**WHAT YOU WILL DO:**
a – Answer these questions from the WeavEast passage:
(i) According to the End of Life Doula Association of Canada, what does an End of life Doula do?
(ii) When did Inspiring Communities host the second round of seed funding?
(iii) What money paid for that second round?
b – In the WeavEast passage, why were two deadline dates set for the second round of seed funding?

**DOCUMENT EXTRACT:**
◆ ◆ ◆ ◆ ◆ ◆ ◆

Did COVID spell the end of WeavEast, in eliminating the possibility of the magical face-to-face convenings that fed a wellspring of good intention? Or was it the effect of changing backbone staff at Inspiring Communities, each new iteration arriving with a slightly different version of the animating vision? Or was it just mental exhaustion all around, as the long term anxiety of a pandemic meshed with the hovering burnout that is always nearby in social change work?
Instead of playing Clue at this stage, I choose to embrace my role as WeavEast’s death doula.
Are you familiar with the concept of death doulas? A death doula, or death midwife, or end-of-life doula serves as the bookend to a birth doula. Their services are not medical, nor are they vigilers. “An End of life Doula empowers, educates, and encourages clients and their families to be involved in making decisions,” is how the End of Life Doula Association of Canada puts it. They prepare the dying and their families for as comfortable and easy a passage as possible.
Throughout the summer of 2021, in what we hoped were the waning days of the COVID pandemic, Inspiring Communities hosted a second round of seed funding from the remaining monies of WeavEast. This was the last stage in the funded project, a gentle way to let the project go, and hopefully light a few new sparks.
With intentionality, we reached out across the Atlantic region, seeking the people who had not been drawn to the WeavEast fire before. We set two deadline dates, anticipating we might be challenged to find suitable projects.

◆ ◆ ◆ ◆ ◆ ◆ ◆

**DATA PROVIDED:**
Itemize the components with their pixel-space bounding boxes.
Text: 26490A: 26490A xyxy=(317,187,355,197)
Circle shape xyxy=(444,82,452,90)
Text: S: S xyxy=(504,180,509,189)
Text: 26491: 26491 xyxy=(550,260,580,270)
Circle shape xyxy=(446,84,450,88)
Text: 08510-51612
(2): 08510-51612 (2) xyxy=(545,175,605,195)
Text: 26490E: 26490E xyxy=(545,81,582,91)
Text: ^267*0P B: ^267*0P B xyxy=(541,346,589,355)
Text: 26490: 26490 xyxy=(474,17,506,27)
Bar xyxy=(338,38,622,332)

◆ ◆ ◆ ◆ ◆ ◆ ◆

**SOLUTIONS TO THE TASKS:**
a –
(i) An End of life Doula empowers, educates, and encourages clients and their families to be involved in making decisions.
(ii) Throughout the summer of 2021.
(iii) The remaining monies of WeavEast.

b – Two deadline dates were set because the organizers expected they might have trouble finding suitable projects.